→ AIM OF THE EXERCISE
Exclude the pictures and retype the entries as written.

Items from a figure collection
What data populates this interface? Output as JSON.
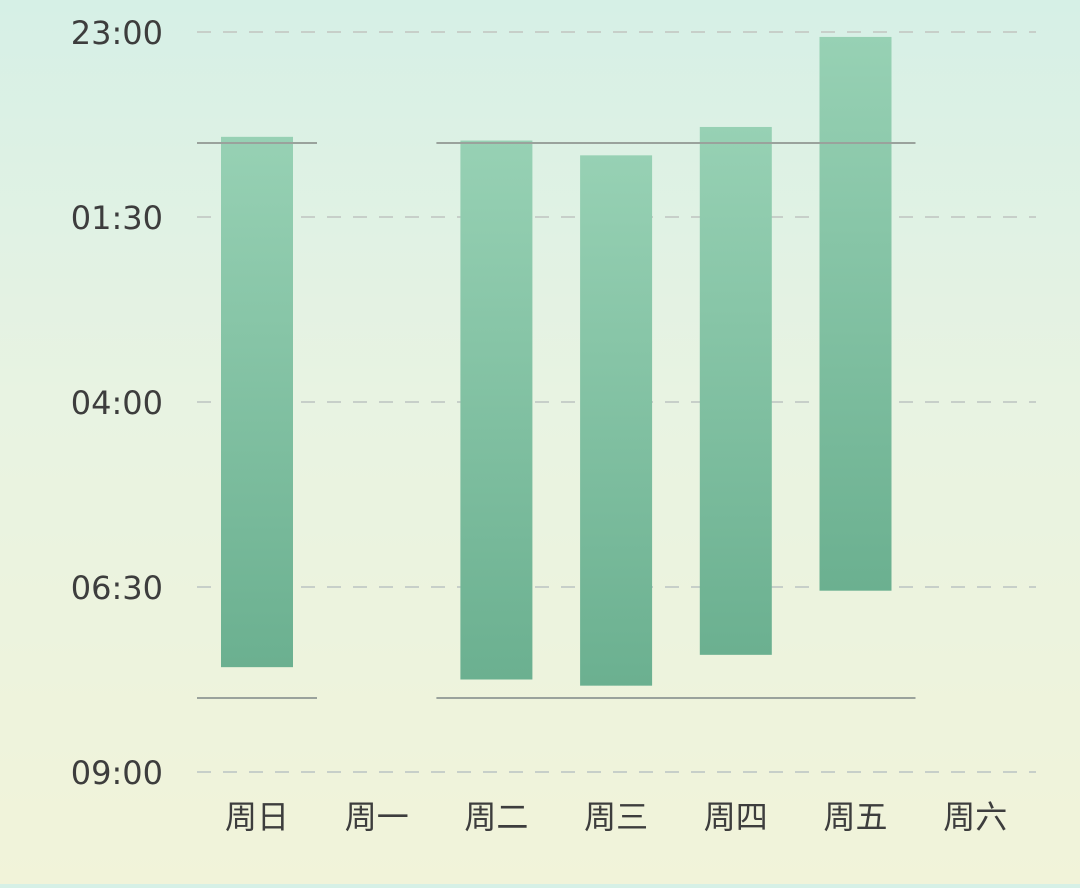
{
  "chart_data": {
    "type": "bar",
    "subtype": "floating-range",
    "title": "",
    "xlabel": "",
    "ylabel": "",
    "y_axis": {
      "ticks": [
        "23:00",
        "01:30",
        "04:00",
        "06:30",
        "09:00"
      ],
      "tick_values_hours_after_2300": [
        0,
        2.5,
        5,
        7.5,
        10
      ],
      "range": [
        0,
        10
      ],
      "inverted": true,
      "grid": "dashed"
    },
    "categories": [
      "周日",
      "周一",
      "周二",
      "周三",
      "周四",
      "周五",
      "周六"
    ],
    "series": [
      {
        "bars": [
          {
            "category": "周日",
            "start": "00:25",
            "end": "07:35"
          },
          {
            "category": "周一",
            "start": null,
            "end": null
          },
          {
            "category": "周二",
            "start": "00:28",
            "end": "07:45"
          },
          {
            "category": "周三",
            "start": "00:40",
            "end": "07:50"
          },
          {
            "category": "周四",
            "start": "00:17",
            "end": "07:25"
          },
          {
            "category": "周五",
            "start": "23:04",
            "end": "06:33"
          },
          {
            "category": "周六",
            "start": null,
            "end": null
          }
        ]
      }
    ],
    "reference_lines": [
      {
        "value": "00:30",
        "segments": [
          [
            "周日",
            "周日"
          ],
          [
            "周二",
            "周五"
          ]
        ]
      },
      {
        "value": "08:00",
        "segments": [
          [
            "周日",
            "周日"
          ],
          [
            "周二",
            "周五"
          ]
        ]
      }
    ],
    "colors": {
      "bar_top": "#97d1b4",
      "bar_bottom": "#6bb090",
      "reference_line": "#9aa29c",
      "grid": "#c7cfc9",
      "label": "#3d3d3d"
    }
  }
}
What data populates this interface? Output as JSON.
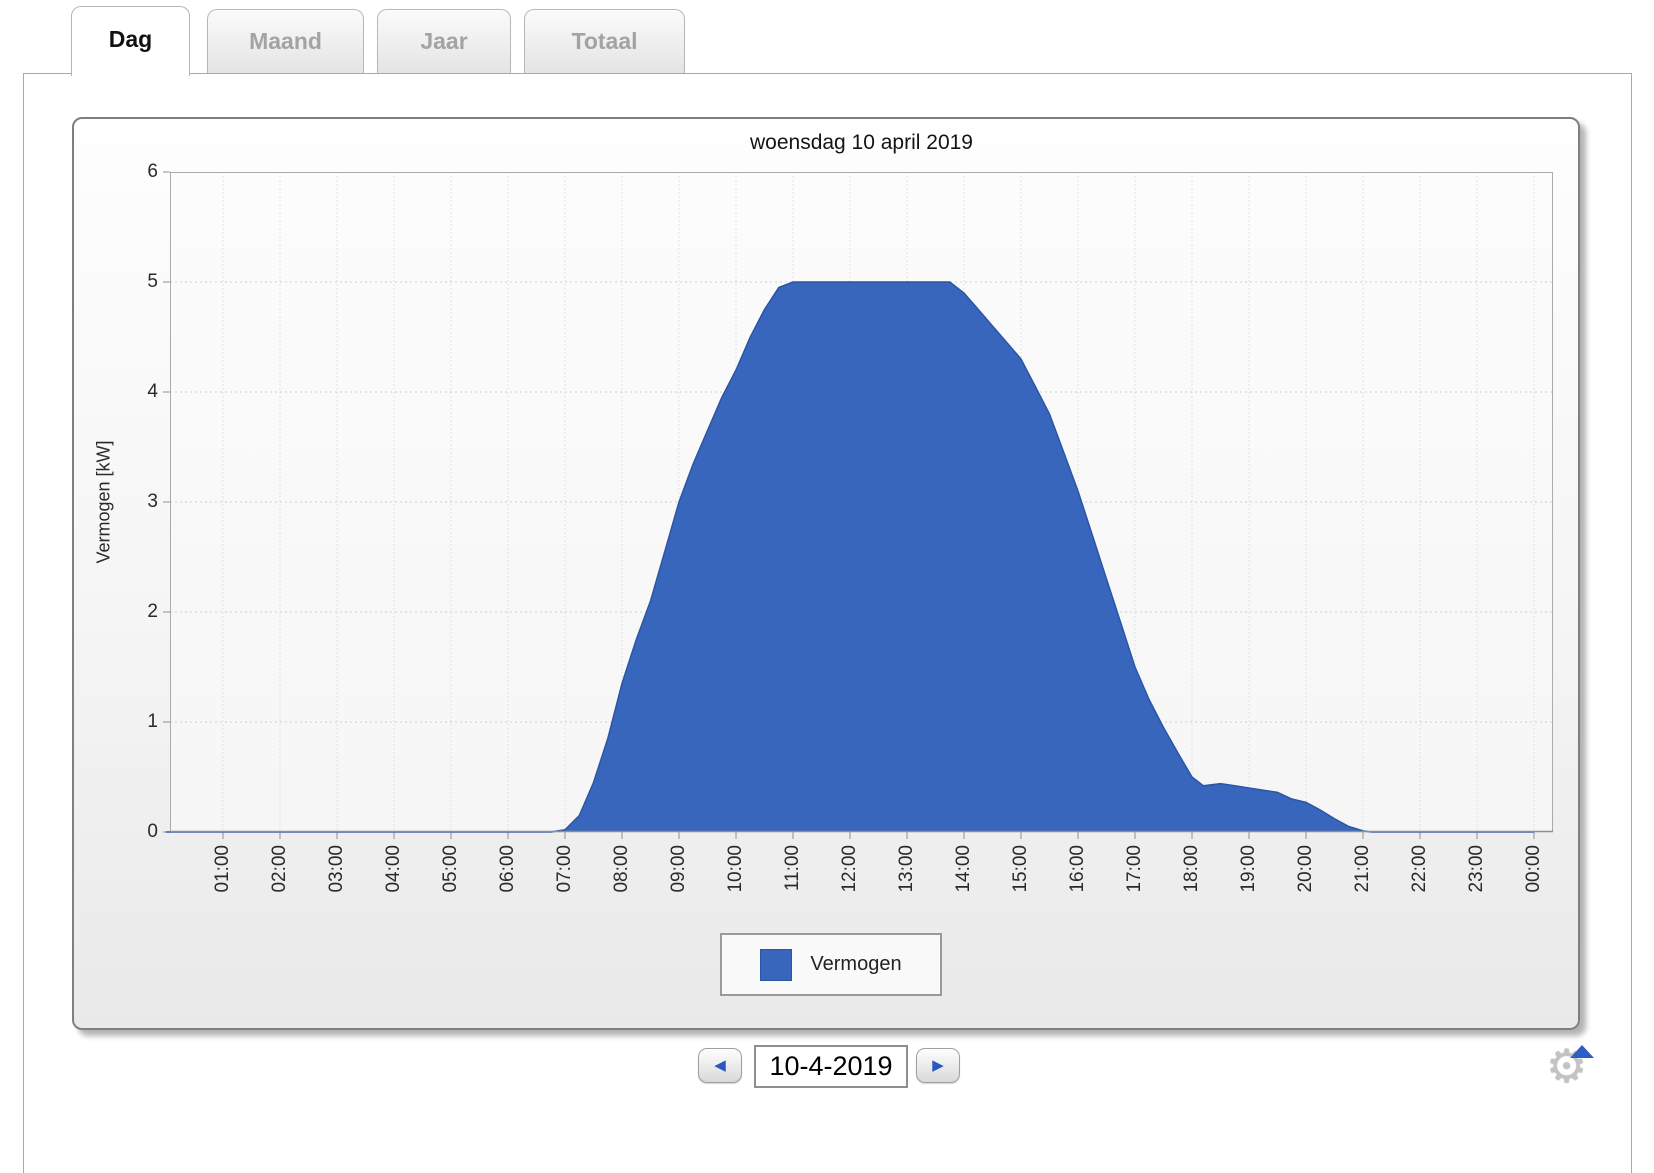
{
  "tabs": [
    {
      "label": "Dag",
      "active": true
    },
    {
      "label": "Maand",
      "active": false
    },
    {
      "label": "Jaar",
      "active": false
    },
    {
      "label": "Totaal",
      "active": false
    }
  ],
  "chart": {
    "title": "woensdag 10 april 2019",
    "y_axis": {
      "label": "Vermogen [kW]"
    },
    "legend": {
      "label": "Vermogen",
      "color": "#3866bd"
    }
  },
  "chart_data": {
    "type": "area",
    "title": "woensdag 10 april 2019",
    "xlabel": "",
    "ylabel": "Vermogen [kW]",
    "ylim": [
      0,
      6
    ],
    "x_unit": "hour_of_day",
    "grid": true,
    "legend_position": "bottom-center",
    "x_ticks": [
      "01:00",
      "02:00",
      "03:00",
      "04:00",
      "05:00",
      "06:00",
      "07:00",
      "08:00",
      "09:00",
      "10:00",
      "11:00",
      "12:00",
      "13:00",
      "14:00",
      "15:00",
      "16:00",
      "17:00",
      "18:00",
      "19:00",
      "20:00",
      "21:00",
      "22:00",
      "23:00",
      "00:00"
    ],
    "y_ticks": [
      "6",
      "5",
      "4",
      "3",
      "2",
      "1",
      "0"
    ],
    "series": [
      {
        "name": "Vermogen",
        "color": "#3866bd",
        "line_color": "#2b55a5",
        "points": [
          [
            0,
            0
          ],
          [
            1,
            0
          ],
          [
            2,
            0
          ],
          [
            3,
            0
          ],
          [
            4,
            0
          ],
          [
            5,
            0
          ],
          [
            6,
            0
          ],
          [
            6.75,
            0
          ],
          [
            7.0,
            0.02
          ],
          [
            7.25,
            0.15
          ],
          [
            7.5,
            0.45
          ],
          [
            7.75,
            0.85
          ],
          [
            8.0,
            1.35
          ],
          [
            8.25,
            1.75
          ],
          [
            8.5,
            2.1
          ],
          [
            8.75,
            2.55
          ],
          [
            9.0,
            3.0
          ],
          [
            9.25,
            3.35
          ],
          [
            9.5,
            3.65
          ],
          [
            9.75,
            3.95
          ],
          [
            10.0,
            4.2
          ],
          [
            10.25,
            4.5
          ],
          [
            10.5,
            4.75
          ],
          [
            10.75,
            4.95
          ],
          [
            11.0,
            5.0
          ],
          [
            13.75,
            5.0
          ],
          [
            14.0,
            4.9
          ],
          [
            14.25,
            4.75
          ],
          [
            14.5,
            4.6
          ],
          [
            14.75,
            4.45
          ],
          [
            15.0,
            4.3
          ],
          [
            15.25,
            4.05
          ],
          [
            15.5,
            3.8
          ],
          [
            15.75,
            3.45
          ],
          [
            16.0,
            3.1
          ],
          [
            16.25,
            2.7
          ],
          [
            16.5,
            2.3
          ],
          [
            16.75,
            1.9
          ],
          [
            17.0,
            1.5
          ],
          [
            17.25,
            1.2
          ],
          [
            17.5,
            0.95
          ],
          [
            17.75,
            0.72
          ],
          [
            18.0,
            0.5
          ],
          [
            18.2,
            0.42
          ],
          [
            18.5,
            0.44
          ],
          [
            18.75,
            0.42
          ],
          [
            19.0,
            0.4
          ],
          [
            19.5,
            0.36
          ],
          [
            19.75,
            0.3
          ],
          [
            20.0,
            0.27
          ],
          [
            20.25,
            0.2
          ],
          [
            20.5,
            0.12
          ],
          [
            20.75,
            0.05
          ],
          [
            21.0,
            0.01
          ],
          [
            21.15,
            0
          ],
          [
            22,
            0
          ],
          [
            23,
            0
          ],
          [
            24,
            0
          ]
        ]
      }
    ]
  },
  "date_nav": {
    "prev_icon": "◀",
    "next_icon": "▶",
    "value": "10-4-2019"
  },
  "icons": {
    "gear": "⚙"
  },
  "colors": {
    "area_fill": "#3866bd",
    "area_line": "#2b55a5",
    "grid_v": "#dcdcdc",
    "grid_h": "#cfcfcf",
    "plot_border": "#ababab",
    "axis": "#8f8f8f"
  }
}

→ FINAL ANSWER
What data populates this interface? Output as JSON.
{
  "chart_data": {
    "type": "bar",
    "subtype": "floating-range",
    "title": "",
    "xlabel": "",
    "ylabel": "",
    "y_axis": {
      "ticks": [
        "23:00",
        "01:30",
        "04:00",
        "06:30",
        "09:00"
      ],
      "tick_values_hours_after_2300": [
        0,
        2.5,
        5,
        7.5,
        10
      ],
      "range": [
        0,
        10
      ],
      "inverted": true,
      "grid": "dashed"
    },
    "categories": [
      "周日",
      "周一",
      "周二",
      "周三",
      "周四",
      "周五",
      "周六"
    ],
    "series": [
      {
        "bars": [
          {
            "category": "周日",
            "start": "00:25",
            "end": "07:35"
          },
          {
            "category": "周一",
            "start": null,
            "end": null
          },
          {
            "category": "周二",
            "start": "00:28",
            "end": "07:45"
          },
          {
            "category": "周三",
            "start": "00:40",
            "end": "07:50"
          },
          {
            "category": "周四",
            "start": "00:17",
            "end": "07:25"
          },
          {
            "category": "周五",
            "start": "23:04",
            "end": "06:33"
          },
          {
            "category": "周六",
            "start": null,
            "end": null
          }
        ]
      }
    ],
    "reference_lines": [
      {
        "value": "00:30",
        "segments": [
          [
            "周日",
            "周日"
          ],
          [
            "周二",
            "周五"
          ]
        ]
      },
      {
        "value": "08:00",
        "segments": [
          [
            "周日",
            "周日"
          ],
          [
            "周二",
            "周五"
          ]
        ]
      }
    ],
    "colors": {
      "bar_top": "#97d1b4",
      "bar_bottom": "#6bb090",
      "reference_line": "#9aa29c",
      "grid": "#c7cfc9",
      "label": "#3d3d3d"
    }
  }
}
What data populates this interface? Output as JSON.
{
  "tabs": [
    {
      "label": "Dag",
      "active": true
    },
    {
      "label": "Maand",
      "active": false
    },
    {
      "label": "Jaar",
      "active": false
    },
    {
      "label": "Totaal",
      "active": false
    }
  ],
  "chart": {
    "title": "woensdag 10 april 2019",
    "y_axis": {
      "label": "Vermogen [kW]"
    },
    "legend": {
      "label": "Vermogen",
      "color": "#3866bd"
    }
  },
  "chart_data": {
    "type": "area",
    "title": "woensdag 10 april 2019",
    "xlabel": "",
    "ylabel": "Vermogen [kW]",
    "ylim": [
      0,
      6
    ],
    "x_unit": "hour_of_day",
    "grid": true,
    "legend_position": "bottom-center",
    "x_ticks": [
      "01:00",
      "02:00",
      "03:00",
      "04:00",
      "05:00",
      "06:00",
      "07:00",
      "08:00",
      "09:00",
      "10:00",
      "11:00",
      "12:00",
      "13:00",
      "14:00",
      "15:00",
      "16:00",
      "17:00",
      "18:00",
      "19:00",
      "20:00",
      "21:00",
      "22:00",
      "23:00",
      "00:00"
    ],
    "y_ticks": [
      "6",
      "5",
      "4",
      "3",
      "2",
      "1",
      "0"
    ],
    "series": [
      {
        "name": "Vermogen",
        "color": "#3866bd",
        "line_color": "#2b55a5",
        "points": [
          [
            0,
            0
          ],
          [
            1,
            0
          ],
          [
            2,
            0
          ],
          [
            3,
            0
          ],
          [
            4,
            0
          ],
          [
            5,
            0
          ],
          [
            6,
            0
          ],
          [
            6.75,
            0
          ],
          [
            7.0,
            0.02
          ],
          [
            7.25,
            0.15
          ],
          [
            7.5,
            0.45
          ],
          [
            7.75,
            0.85
          ],
          [
            8.0,
            1.35
          ],
          [
            8.25,
            1.75
          ],
          [
            8.5,
            2.1
          ],
          [
            8.75,
            2.55
          ],
          [
            9.0,
            3.0
          ],
          [
            9.25,
            3.35
          ],
          [
            9.5,
            3.65
          ],
          [
            9.75,
            3.95
          ],
          [
            10.0,
            4.2
          ],
          [
            10.25,
            4.5
          ],
          [
            10.5,
            4.75
          ],
          [
            10.75,
            4.95
          ],
          [
            11.0,
            5.0
          ],
          [
            13.75,
            5.0
          ],
          [
            14.0,
            4.9
          ],
          [
            14.25,
            4.75
          ],
          [
            14.5,
            4.6
          ],
          [
            14.75,
            4.45
          ],
          [
            15.0,
            4.3
          ],
          [
            15.25,
            4.05
          ],
          [
            15.5,
            3.8
          ],
          [
            15.75,
            3.45
          ],
          [
            16.0,
            3.1
          ],
          [
            16.25,
            2.7
          ],
          [
            16.5,
            2.3
          ],
          [
            16.75,
            1.9
          ],
          [
            17.0,
            1.5
          ],
          [
            17.25,
            1.2
          ],
          [
            17.5,
            0.95
          ],
          [
            17.75,
            0.72
          ],
          [
            18.0,
            0.5
          ],
          [
            18.2,
            0.42
          ],
          [
            18.5,
            0.44
          ],
          [
            18.75,
            0.42
          ],
          [
            19.0,
            0.4
          ],
          [
            19.5,
            0.36
          ],
          [
            19.75,
            0.3
          ],
          [
            20.0,
            0.27
          ],
          [
            20.25,
            0.2
          ],
          [
            20.5,
            0.12
          ],
          [
            20.75,
            0.05
          ],
          [
            21.0,
            0.01
          ],
          [
            21.15,
            0
          ],
          [
            22,
            0
          ],
          [
            23,
            0
          ],
          [
            24,
            0
          ]
        ]
      }
    ]
  },
  "date_nav": {
    "prev_icon": "◀",
    "next_icon": "▶",
    "value": "10-4-2019"
  },
  "icons": {
    "gear": "⚙"
  },
  "colors": {
    "area_fill": "#3866bd",
    "area_line": "#2b55a5",
    "grid_v": "#dcdcdc",
    "grid_h": "#cfcfcf",
    "plot_border": "#ababab",
    "axis": "#8f8f8f"
  }
}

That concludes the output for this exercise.